**WHAT IS EXPECTED**
Every line that contains the word "punto" should be copied out.

**DATA FOR THE TASK**

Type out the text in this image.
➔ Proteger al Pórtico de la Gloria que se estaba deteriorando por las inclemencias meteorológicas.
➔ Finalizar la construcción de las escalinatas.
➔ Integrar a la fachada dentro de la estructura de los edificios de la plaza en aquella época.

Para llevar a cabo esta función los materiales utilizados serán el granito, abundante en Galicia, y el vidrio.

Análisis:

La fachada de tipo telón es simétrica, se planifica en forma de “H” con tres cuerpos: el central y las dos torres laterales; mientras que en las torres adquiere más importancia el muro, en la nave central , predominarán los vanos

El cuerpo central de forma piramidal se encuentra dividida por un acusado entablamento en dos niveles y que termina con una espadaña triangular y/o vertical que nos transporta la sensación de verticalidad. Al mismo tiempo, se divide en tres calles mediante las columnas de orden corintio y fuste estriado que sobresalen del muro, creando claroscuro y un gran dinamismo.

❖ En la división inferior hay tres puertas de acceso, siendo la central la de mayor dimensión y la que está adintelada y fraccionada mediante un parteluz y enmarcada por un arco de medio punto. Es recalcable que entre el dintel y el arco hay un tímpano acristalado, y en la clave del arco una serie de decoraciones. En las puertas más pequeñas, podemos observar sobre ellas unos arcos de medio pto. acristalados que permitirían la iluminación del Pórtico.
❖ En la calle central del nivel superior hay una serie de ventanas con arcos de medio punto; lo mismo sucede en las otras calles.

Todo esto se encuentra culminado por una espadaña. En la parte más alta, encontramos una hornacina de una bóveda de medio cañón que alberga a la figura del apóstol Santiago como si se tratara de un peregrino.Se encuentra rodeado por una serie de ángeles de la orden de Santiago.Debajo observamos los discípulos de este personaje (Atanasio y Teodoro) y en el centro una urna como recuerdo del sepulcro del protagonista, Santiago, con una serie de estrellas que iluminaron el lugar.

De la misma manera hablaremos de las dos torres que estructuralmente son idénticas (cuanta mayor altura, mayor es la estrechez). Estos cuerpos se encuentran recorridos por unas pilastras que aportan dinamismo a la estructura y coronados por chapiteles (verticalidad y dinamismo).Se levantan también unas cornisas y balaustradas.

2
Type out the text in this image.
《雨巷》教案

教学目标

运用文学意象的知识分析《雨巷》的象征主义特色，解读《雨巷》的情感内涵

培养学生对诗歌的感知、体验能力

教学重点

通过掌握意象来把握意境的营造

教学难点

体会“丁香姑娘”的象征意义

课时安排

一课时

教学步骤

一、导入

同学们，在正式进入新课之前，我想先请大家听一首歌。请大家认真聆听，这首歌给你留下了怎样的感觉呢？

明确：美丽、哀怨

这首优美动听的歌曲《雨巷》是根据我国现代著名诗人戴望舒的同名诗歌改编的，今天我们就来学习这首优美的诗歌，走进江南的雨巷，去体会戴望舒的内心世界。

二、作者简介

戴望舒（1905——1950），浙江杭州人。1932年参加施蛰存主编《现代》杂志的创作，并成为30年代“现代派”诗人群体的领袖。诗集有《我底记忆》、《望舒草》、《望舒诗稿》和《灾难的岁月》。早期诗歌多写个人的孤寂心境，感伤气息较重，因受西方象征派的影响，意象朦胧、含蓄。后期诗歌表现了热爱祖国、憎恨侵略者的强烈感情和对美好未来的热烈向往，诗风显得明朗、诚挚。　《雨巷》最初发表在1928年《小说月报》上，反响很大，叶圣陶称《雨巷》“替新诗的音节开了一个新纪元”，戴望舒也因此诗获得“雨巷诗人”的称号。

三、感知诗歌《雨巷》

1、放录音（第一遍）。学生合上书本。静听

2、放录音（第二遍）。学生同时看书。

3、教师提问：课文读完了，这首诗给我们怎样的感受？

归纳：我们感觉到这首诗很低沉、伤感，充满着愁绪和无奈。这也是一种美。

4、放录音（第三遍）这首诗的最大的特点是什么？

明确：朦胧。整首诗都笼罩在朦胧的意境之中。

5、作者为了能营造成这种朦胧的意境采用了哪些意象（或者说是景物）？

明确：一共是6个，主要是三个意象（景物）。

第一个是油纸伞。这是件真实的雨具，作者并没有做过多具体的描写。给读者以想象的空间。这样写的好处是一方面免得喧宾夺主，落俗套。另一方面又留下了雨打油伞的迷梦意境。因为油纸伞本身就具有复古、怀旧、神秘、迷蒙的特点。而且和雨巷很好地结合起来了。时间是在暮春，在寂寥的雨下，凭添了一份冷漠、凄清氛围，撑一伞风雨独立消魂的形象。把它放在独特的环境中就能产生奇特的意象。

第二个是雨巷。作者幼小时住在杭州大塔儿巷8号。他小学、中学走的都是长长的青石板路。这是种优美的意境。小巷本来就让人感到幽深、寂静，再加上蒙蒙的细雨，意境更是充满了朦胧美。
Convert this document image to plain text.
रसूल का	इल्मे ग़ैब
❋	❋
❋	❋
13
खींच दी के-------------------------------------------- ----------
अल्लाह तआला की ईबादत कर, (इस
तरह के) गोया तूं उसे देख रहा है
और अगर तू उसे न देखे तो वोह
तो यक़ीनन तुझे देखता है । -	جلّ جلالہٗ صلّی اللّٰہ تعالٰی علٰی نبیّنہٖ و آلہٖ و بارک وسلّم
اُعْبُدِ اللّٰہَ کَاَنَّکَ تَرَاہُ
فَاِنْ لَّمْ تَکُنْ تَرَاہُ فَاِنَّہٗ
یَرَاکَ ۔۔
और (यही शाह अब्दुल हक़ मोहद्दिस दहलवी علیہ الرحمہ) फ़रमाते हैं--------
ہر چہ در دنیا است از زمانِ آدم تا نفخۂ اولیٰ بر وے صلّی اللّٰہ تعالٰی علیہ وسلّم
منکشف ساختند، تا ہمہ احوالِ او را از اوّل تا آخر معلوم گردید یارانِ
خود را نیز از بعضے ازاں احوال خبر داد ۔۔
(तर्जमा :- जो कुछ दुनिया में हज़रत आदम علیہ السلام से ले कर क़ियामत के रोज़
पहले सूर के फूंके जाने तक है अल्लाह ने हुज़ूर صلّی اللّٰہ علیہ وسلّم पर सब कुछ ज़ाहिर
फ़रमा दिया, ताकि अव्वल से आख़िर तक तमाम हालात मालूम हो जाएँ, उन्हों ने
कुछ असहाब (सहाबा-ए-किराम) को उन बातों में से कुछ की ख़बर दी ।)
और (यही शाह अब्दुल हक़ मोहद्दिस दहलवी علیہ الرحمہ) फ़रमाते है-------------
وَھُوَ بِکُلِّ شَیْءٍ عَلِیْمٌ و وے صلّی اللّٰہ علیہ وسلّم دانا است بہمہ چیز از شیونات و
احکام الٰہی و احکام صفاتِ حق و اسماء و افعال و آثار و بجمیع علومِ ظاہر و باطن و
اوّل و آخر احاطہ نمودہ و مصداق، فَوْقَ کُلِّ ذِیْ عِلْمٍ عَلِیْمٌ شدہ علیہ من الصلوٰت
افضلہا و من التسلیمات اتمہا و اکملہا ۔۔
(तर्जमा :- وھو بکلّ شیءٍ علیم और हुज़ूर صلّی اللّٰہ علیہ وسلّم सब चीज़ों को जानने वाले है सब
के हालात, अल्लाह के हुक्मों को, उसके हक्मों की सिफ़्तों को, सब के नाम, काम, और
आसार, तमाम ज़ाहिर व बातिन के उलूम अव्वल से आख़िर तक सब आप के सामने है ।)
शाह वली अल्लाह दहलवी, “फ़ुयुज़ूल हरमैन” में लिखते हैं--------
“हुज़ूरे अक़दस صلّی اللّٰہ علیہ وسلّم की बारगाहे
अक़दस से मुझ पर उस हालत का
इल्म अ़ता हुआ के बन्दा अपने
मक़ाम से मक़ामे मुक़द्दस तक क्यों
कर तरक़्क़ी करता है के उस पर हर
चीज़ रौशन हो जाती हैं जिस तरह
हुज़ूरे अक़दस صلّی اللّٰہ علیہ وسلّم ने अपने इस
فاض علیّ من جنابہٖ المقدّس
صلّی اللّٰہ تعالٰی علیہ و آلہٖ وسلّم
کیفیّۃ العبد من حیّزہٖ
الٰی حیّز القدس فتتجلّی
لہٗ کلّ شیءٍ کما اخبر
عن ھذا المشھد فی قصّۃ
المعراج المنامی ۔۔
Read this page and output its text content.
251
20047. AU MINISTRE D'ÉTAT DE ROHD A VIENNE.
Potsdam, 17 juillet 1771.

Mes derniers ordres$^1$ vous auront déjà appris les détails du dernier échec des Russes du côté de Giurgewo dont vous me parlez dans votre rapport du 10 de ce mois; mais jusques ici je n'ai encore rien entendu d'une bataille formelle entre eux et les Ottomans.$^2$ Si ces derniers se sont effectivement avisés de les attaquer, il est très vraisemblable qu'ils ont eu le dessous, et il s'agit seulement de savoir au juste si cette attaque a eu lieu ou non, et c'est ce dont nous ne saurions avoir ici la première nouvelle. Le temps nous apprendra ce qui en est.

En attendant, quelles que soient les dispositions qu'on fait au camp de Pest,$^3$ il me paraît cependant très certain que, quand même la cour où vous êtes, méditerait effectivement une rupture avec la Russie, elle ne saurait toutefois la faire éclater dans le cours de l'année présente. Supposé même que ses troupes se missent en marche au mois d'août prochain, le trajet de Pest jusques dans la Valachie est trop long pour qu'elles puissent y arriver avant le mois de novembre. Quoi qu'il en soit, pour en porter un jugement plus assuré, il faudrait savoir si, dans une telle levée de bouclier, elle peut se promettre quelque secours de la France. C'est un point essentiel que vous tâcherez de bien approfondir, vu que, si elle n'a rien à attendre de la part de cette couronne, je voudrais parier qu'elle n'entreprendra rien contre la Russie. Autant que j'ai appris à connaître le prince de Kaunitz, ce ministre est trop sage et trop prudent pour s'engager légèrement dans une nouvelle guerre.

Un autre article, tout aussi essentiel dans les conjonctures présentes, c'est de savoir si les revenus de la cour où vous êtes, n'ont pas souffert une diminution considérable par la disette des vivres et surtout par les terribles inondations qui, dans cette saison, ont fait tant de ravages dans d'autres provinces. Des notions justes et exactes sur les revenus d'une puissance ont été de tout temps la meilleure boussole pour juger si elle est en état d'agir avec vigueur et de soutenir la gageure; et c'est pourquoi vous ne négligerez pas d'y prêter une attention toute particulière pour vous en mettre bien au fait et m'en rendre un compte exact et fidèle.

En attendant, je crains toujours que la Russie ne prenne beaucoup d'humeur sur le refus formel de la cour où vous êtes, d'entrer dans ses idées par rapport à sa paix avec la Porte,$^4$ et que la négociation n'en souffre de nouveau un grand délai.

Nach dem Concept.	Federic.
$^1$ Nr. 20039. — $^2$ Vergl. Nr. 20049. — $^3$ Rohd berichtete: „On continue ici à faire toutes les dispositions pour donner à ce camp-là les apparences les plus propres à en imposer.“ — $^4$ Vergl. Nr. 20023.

**FULL SOLUTION**
❖ En la división inferior hay tres puertas de acceso, siendo la central la de mayor dimensión y la que está adintelada y fraccionada mediante un parteluz y enmarcada por un arco de medio punto. Es recalcable que entre el dintel y el arco hay un tímpano acristalado, y en la clave del arco una serie de decoraciones. En las puertas más pequeñas, podemos observar sobre ellas unos arcos de medio pto. acristalados que permitirían la iluminación del Pórtico.
❖ En la calle central del nivel superior hay una serie de ventanas con arcos de medio punto; lo mismo sucede en las otras calles.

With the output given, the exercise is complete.